Exercise:
Copy all lines that contain the word "rettale".

★ ★ ★ ★ ★ ★ ★

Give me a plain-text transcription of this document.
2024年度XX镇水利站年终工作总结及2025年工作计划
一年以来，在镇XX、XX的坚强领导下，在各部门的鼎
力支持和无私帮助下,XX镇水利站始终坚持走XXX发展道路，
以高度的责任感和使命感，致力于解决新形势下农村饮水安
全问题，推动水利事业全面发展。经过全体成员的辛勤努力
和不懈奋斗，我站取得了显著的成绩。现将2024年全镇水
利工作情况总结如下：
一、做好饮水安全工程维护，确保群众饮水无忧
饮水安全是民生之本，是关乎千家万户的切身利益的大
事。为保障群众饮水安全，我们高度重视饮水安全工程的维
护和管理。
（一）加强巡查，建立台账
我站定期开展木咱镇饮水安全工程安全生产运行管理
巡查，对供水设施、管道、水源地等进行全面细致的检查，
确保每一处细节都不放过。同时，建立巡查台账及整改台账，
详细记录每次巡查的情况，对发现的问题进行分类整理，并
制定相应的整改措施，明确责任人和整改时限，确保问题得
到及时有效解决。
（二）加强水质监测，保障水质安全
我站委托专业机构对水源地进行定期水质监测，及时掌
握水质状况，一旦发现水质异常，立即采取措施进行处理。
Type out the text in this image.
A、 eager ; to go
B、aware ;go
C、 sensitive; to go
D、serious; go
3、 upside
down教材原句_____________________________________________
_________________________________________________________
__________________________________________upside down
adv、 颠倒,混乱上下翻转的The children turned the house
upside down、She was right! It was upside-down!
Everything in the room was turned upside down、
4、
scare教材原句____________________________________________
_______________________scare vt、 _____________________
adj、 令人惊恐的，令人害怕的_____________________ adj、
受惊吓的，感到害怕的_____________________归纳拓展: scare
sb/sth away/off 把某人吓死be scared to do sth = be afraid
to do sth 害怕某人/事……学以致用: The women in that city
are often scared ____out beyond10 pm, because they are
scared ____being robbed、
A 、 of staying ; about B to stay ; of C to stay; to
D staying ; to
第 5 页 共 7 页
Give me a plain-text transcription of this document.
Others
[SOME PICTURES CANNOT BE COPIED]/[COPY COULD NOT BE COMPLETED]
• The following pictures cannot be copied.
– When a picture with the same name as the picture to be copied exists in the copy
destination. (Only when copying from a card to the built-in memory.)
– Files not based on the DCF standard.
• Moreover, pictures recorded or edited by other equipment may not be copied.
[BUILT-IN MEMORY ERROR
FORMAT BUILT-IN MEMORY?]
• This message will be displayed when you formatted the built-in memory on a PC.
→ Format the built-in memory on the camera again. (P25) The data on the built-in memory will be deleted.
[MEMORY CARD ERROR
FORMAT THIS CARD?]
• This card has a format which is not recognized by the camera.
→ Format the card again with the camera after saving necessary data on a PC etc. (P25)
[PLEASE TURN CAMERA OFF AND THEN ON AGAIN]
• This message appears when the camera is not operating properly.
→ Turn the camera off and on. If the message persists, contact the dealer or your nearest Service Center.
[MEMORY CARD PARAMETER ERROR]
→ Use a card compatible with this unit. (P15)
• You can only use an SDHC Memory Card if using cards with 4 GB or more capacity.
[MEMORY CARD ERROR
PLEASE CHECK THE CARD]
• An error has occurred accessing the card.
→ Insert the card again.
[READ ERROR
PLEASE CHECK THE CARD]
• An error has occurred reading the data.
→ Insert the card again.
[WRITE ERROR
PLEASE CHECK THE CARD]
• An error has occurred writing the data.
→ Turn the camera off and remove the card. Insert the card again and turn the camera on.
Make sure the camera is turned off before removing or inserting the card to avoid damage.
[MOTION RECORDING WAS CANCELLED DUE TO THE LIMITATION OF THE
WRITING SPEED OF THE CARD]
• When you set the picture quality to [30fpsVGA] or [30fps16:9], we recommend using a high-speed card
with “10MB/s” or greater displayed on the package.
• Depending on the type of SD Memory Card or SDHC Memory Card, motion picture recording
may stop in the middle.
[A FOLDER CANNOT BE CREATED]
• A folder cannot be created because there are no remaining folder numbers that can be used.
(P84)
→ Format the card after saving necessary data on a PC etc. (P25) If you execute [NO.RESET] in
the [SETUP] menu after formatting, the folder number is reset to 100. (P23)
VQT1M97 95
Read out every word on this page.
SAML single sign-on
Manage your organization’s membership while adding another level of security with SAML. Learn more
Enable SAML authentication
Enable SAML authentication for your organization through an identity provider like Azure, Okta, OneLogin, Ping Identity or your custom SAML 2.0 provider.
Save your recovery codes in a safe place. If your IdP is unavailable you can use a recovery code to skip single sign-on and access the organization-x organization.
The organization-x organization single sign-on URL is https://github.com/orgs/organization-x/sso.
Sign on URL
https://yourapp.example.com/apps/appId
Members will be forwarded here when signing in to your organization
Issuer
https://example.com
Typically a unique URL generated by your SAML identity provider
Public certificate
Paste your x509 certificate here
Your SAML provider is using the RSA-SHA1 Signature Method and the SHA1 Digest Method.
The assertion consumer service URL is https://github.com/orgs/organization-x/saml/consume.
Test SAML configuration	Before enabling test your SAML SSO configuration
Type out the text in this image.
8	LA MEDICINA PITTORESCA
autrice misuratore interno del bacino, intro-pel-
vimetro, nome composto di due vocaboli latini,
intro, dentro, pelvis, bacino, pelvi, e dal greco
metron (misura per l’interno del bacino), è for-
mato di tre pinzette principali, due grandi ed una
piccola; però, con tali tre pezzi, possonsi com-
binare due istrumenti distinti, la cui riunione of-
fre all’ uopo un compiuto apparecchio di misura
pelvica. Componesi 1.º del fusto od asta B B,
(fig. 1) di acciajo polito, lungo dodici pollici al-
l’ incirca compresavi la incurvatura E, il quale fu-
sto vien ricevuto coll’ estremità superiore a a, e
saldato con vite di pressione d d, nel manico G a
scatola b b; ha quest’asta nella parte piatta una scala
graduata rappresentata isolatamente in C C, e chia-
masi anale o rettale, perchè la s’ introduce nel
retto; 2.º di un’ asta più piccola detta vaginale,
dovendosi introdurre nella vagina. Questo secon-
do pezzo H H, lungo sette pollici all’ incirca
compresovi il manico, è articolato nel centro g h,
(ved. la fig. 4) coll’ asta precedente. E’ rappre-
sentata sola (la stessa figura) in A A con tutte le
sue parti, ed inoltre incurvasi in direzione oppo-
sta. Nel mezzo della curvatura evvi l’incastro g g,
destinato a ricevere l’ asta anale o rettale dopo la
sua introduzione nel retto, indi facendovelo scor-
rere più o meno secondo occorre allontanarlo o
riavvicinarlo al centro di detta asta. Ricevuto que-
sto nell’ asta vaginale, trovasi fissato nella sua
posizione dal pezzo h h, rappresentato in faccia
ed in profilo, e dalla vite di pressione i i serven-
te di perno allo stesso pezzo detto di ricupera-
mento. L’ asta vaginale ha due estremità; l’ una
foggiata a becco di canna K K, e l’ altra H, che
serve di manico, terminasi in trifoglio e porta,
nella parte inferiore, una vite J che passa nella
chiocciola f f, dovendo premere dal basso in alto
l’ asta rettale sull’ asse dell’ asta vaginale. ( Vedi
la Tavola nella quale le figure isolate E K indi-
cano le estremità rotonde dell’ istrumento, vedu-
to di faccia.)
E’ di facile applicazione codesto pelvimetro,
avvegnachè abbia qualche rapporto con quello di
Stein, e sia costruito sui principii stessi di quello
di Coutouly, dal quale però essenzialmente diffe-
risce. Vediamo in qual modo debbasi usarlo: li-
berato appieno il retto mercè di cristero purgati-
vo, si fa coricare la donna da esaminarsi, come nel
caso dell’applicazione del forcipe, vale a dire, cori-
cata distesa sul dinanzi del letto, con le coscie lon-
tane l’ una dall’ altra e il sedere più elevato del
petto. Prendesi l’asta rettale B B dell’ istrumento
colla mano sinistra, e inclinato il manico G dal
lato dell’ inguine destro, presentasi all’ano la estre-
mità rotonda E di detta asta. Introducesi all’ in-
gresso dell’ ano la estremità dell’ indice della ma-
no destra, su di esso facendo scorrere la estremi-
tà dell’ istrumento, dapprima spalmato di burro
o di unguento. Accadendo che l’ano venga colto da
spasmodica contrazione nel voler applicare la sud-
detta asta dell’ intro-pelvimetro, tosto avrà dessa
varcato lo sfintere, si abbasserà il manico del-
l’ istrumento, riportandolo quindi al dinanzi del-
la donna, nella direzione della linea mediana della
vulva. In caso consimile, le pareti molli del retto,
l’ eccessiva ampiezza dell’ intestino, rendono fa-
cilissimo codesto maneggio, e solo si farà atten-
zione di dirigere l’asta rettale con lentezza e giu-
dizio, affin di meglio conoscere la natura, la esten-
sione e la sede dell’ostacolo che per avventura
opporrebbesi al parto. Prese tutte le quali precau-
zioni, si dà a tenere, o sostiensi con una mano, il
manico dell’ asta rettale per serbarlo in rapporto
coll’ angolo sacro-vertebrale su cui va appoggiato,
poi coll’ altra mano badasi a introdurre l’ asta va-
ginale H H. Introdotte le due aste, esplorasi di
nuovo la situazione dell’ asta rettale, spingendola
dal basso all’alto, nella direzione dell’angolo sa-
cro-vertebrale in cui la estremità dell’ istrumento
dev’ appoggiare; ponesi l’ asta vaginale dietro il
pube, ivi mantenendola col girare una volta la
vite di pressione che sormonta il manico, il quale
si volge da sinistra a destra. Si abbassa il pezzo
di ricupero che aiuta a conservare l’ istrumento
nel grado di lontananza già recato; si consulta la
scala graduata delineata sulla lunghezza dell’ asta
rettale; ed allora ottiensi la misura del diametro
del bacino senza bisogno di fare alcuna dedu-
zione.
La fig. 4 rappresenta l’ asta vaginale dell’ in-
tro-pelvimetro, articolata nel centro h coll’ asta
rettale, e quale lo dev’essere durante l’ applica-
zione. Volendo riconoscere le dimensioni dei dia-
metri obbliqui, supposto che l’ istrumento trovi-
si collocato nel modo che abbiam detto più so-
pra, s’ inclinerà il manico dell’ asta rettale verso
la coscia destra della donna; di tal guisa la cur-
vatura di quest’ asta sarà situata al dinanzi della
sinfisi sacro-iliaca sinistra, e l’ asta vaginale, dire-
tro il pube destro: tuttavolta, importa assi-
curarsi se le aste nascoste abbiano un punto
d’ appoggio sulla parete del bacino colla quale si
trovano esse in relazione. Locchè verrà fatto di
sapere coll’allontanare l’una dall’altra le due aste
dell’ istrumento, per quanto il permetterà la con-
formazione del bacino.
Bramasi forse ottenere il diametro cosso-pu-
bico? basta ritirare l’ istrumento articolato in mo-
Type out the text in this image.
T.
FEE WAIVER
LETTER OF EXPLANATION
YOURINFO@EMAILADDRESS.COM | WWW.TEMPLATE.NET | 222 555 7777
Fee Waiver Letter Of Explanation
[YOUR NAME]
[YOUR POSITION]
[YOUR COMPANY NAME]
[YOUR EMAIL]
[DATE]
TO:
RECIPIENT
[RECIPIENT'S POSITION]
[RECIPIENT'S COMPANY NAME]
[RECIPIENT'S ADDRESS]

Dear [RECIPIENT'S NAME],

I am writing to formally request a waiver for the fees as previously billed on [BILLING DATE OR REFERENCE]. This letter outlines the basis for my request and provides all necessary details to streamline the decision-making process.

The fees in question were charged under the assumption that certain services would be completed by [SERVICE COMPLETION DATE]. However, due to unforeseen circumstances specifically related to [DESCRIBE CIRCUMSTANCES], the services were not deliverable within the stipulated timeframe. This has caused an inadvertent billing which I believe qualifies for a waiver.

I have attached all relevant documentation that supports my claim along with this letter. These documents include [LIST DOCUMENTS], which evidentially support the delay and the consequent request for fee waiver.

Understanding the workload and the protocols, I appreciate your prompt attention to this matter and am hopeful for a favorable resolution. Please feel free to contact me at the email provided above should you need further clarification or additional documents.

★ ★ ★ ★ ★ ★ ★

Output for this task:
masi anale o rettale, perchè la s’ introduce nel
destinato a ricevere l’ asta anale o rettale dopo la
l’ asta rettale sull’ asse dell’ asta vaginale. ( Vedi
petto. Prendesi l’asta rettale B B dell’ istrumento
zione di dirigere l’asta rettale con lentezza e giu-
manico dell’ asta rettale per serbarlo in rapporto
nuovo la situazione dell’ asta rettale, spingendola
rettale; ed allora ottiensi la misura del diametro
rettale, e quale lo dev’essere durante l’ applica-
pra, s’ inclinerà il manico dell’ asta rettale verso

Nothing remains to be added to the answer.